**WHAT THE TASK REQUIRES**
Copy all records verbatim.

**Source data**
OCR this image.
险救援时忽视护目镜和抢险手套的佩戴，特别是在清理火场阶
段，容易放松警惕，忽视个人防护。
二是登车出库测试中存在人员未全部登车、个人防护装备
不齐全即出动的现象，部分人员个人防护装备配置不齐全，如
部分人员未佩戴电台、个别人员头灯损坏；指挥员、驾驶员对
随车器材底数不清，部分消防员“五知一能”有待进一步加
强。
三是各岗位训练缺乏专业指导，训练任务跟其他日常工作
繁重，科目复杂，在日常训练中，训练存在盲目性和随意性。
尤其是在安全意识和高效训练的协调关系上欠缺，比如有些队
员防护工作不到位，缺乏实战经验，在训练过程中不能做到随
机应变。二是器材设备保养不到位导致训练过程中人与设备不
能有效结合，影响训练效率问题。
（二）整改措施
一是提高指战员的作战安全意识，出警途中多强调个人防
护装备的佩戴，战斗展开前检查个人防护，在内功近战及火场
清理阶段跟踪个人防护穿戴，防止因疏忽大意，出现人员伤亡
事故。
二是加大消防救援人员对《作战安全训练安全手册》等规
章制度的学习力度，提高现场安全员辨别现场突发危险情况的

**COMPLETE ANSWER**
OCR this image.
险救援时忽视护目镜和抢险手套的佩戴，特别是在清理火场阶
段，容易放松警惕，忽视个人防护。
二是登车出库测试中存在人员未全部登车、个人防护装备
不齐全即出动的现象，部分人员个人防护装备配置不齐全，如
部分人员未佩戴电台、个别人员头灯损坏；指挥员、驾驶员对
随车器材底数不清，部分消防员“五知一能”有待进一步加
强。
三是各岗位训练缺乏专业指导，训练任务跟其他日常工作
繁重，科目复杂，在日常训练中，训练存在盲目性和随意性。
尤其是在安全意识和高效训练的协调关系上欠缺，比如有些队
员防护工作不到位，缺乏实战经验，在训练过程中不能做到随
机应变。二是器材设备保养不到位导致训练过程中人与设备不
能有效结合，影响训练效率问题。
（二）整改措施
一是提高指战员的作战安全意识，出警途中多强调个人防
护装备的佩戴，战斗展开前检查个人防护，在内功近战及火场
清理阶段跟踪个人防护穿戴，防止因疏忽大意，出现人员伤亡
事故。
二是加大消防救援人员对《作战安全训练安全手册》等规
章制度的学习力度，提高现场安全员辨别现场突发危险情况的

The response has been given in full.